■ Element-and-box listings

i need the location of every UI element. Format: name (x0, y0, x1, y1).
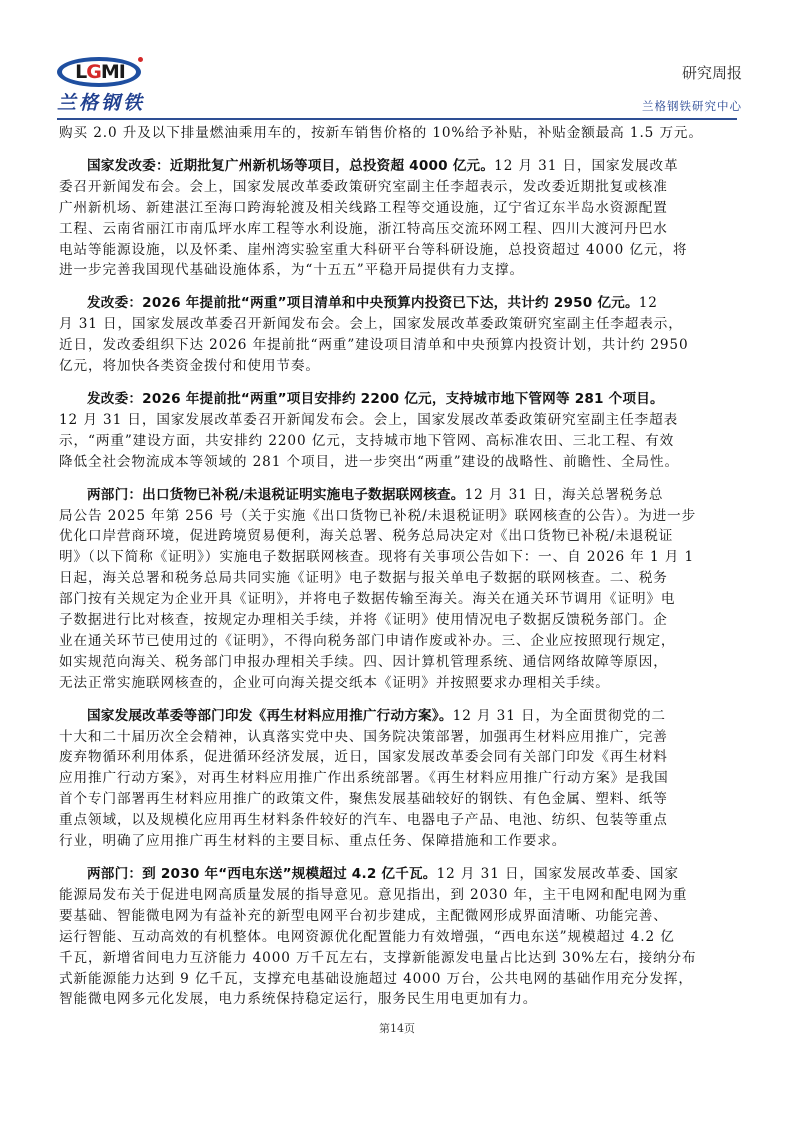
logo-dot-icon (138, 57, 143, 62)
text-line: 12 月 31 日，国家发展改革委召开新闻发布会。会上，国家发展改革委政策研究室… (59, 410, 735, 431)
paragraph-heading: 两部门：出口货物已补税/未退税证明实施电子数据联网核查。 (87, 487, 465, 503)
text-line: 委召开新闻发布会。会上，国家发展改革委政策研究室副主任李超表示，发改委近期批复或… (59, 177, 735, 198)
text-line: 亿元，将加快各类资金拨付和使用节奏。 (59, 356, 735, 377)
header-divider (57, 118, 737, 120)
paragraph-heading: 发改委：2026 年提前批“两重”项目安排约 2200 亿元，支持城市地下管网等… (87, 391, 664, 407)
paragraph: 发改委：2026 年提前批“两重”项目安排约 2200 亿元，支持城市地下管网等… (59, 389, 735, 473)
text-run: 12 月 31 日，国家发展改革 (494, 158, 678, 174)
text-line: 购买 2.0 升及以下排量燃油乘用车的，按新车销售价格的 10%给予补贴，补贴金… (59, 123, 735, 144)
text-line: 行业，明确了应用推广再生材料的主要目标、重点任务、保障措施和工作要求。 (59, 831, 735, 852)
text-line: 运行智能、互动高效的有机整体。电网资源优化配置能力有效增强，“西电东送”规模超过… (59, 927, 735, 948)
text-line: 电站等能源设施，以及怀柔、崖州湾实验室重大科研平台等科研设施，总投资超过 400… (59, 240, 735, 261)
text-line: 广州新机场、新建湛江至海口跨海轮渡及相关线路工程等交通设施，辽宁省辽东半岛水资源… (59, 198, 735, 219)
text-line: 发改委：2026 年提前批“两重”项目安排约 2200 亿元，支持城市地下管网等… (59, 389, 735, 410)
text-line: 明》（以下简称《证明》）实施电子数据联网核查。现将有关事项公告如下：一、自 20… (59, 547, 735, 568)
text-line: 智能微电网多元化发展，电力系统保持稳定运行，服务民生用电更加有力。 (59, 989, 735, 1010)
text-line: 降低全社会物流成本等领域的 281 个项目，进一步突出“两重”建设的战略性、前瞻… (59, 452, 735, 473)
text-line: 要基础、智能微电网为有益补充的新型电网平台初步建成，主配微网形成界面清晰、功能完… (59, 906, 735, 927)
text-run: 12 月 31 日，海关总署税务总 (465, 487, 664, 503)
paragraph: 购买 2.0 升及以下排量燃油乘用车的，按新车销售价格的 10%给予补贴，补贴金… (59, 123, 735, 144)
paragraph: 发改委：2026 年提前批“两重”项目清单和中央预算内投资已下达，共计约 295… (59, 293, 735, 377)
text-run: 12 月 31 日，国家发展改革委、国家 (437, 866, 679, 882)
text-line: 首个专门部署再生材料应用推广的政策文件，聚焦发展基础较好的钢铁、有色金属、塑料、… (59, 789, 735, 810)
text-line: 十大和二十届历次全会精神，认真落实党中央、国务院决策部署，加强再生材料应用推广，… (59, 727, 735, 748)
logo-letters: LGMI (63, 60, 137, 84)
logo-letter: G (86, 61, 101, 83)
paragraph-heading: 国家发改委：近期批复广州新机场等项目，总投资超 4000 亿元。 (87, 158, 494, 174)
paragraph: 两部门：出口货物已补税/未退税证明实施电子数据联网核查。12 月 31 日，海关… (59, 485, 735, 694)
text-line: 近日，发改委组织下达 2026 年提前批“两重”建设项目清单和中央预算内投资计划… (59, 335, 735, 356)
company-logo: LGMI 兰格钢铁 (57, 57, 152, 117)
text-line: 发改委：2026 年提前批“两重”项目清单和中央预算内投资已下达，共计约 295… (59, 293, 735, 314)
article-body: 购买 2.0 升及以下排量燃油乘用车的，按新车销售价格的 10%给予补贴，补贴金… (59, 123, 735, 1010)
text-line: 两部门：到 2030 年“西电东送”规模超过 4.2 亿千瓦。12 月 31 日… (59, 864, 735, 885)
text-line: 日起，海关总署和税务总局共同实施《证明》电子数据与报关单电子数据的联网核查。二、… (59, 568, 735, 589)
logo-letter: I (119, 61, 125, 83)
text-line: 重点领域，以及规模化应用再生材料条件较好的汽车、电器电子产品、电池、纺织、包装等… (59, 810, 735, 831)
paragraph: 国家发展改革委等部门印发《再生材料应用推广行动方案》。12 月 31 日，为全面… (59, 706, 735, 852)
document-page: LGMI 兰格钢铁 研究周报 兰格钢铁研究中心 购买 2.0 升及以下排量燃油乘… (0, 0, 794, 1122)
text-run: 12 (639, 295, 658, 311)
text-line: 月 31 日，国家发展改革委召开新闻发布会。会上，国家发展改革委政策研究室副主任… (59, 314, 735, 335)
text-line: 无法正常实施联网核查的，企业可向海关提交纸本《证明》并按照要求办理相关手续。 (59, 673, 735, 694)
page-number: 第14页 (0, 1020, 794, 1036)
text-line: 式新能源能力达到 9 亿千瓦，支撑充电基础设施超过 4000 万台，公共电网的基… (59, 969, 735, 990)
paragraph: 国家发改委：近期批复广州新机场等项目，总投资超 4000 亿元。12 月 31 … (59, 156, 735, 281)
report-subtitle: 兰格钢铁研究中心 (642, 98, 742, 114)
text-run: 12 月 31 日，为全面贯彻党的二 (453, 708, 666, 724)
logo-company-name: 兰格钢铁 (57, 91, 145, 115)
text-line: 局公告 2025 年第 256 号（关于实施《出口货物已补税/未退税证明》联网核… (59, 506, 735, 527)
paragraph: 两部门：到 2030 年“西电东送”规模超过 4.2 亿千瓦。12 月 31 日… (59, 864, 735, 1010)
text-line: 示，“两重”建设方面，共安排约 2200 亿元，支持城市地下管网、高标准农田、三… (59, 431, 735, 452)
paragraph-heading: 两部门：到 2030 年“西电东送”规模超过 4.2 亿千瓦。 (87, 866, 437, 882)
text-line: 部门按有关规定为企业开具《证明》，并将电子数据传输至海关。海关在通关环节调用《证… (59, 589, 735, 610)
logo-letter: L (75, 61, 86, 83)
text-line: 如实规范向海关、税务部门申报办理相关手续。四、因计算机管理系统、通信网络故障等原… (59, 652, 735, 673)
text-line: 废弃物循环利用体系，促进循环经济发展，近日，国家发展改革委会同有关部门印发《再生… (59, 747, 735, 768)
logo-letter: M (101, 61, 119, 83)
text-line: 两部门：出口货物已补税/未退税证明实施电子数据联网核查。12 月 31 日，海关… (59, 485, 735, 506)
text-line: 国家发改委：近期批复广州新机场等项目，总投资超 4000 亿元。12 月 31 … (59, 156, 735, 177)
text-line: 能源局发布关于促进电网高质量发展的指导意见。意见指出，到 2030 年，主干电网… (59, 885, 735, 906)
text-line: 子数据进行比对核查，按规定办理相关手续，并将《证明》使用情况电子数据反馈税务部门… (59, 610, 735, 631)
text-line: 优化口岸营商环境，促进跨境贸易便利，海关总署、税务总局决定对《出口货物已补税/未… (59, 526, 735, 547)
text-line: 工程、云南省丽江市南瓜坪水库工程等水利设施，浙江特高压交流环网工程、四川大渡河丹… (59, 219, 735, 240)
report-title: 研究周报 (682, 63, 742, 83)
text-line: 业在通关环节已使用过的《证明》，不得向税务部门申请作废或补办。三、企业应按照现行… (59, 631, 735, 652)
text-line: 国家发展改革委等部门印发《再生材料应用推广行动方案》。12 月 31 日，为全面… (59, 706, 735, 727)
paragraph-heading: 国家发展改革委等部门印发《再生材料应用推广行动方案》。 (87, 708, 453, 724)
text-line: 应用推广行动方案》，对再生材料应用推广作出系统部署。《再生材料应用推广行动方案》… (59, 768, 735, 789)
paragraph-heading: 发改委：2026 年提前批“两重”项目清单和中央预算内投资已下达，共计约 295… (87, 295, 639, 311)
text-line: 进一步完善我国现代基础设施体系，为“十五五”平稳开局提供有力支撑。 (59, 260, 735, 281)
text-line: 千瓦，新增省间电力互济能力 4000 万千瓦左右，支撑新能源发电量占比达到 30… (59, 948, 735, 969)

■ Your goal
Rewrite the lines of the records as a JSON list of strings, one string per line and no blank lines. Begin at the line that contains "logo-dot-icon (138, 57, 143, 62)" and stop after the line that contains "text-run: 12 月 31 日，海关总署税务总".

■ Solution to the problem
[
  "logo-dot-icon (138, 57, 143, 62)",
  "text-line: 12 月 31 日，国家发展改革委召开新闻发布会。会上，国家发展改革委政策研究室… (59, 410, 735, 431)",
  "paragraph-heading: 两部门：出口货物已补税/未退税证明实施电子数据联网核查。 (87, 487, 465, 503)",
  "text-line: 委召开新闻发布会。会上，国家发展改革委政策研究室副主任李超表示，发改委近期批复或… (59, 177, 735, 198)",
  "text-line: 亿元，将加快各类资金拨付和使用节奏。 (59, 356, 735, 377)",
  "header-divider (57, 118, 737, 120)",
  "paragraph-heading: 发改委：2026 年提前批“两重”项目安排约 2200 亿元，支持城市地下管网等… (87, 391, 664, 407)",
  "paragraph: 发改委：2026 年提前批“两重”项目安排约 2200 亿元，支持城市地下管网等… (59, 389, 735, 473)",
  "text-run: 12 月 31 日，国家发展改革 (494, 158, 678, 174)",
  "text-line: 购买 2.0 升及以下排量燃油乘用车的，按新车销售价格的 10%给予补贴，补贴金… (59, 123, 735, 144)",
  "text-line: 行业，明确了应用推广再生材料的主要目标、重点任务、保障措施和工作要求。 (59, 831, 735, 852)",
  "text-line: 运行智能、互动高效的有机整体。电网资源优化配置能力有效增强，“西电东送”规模超过… (59, 927, 735, 948)",
  "text-line: 电站等能源设施，以及怀柔、崖州湾实验室重大科研平台等科研设施，总投资超过 400… (59, 240, 735, 261)",
  "text-line: 广州新机场、新建湛江至海口跨海轮渡及相关线路工程等交通设施，辽宁省辽东半岛水资源… (59, 198, 735, 219)",
  "text-line: 发改委：2026 年提前批“两重”项目安排约 2200 亿元，支持城市地下管网等… (59, 389, 735, 410)",
  "text-line: 明》（以下简称《证明》）实施电子数据联网核查。现将有关事项公告如下：一、自 20… (59, 547, 735, 568)",
  "text-line: 智能微电网多元化发展，电力系统保持稳定运行，服务民生用电更加有力。 (59, 989, 735, 1010)",
  "text-line: 降低全社会物流成本等领域的 281 个项目，进一步突出“两重”建设的战略性、前瞻… (59, 452, 735, 473)",
  "text-line: 要基础、智能微电网为有益补充的新型电网平台初步建成，主配微网形成界面清晰、功能完… (59, 906, 735, 927)",
  "text-run: 12 月 31 日，海关总署税务总 (465, 487, 664, 503)"
]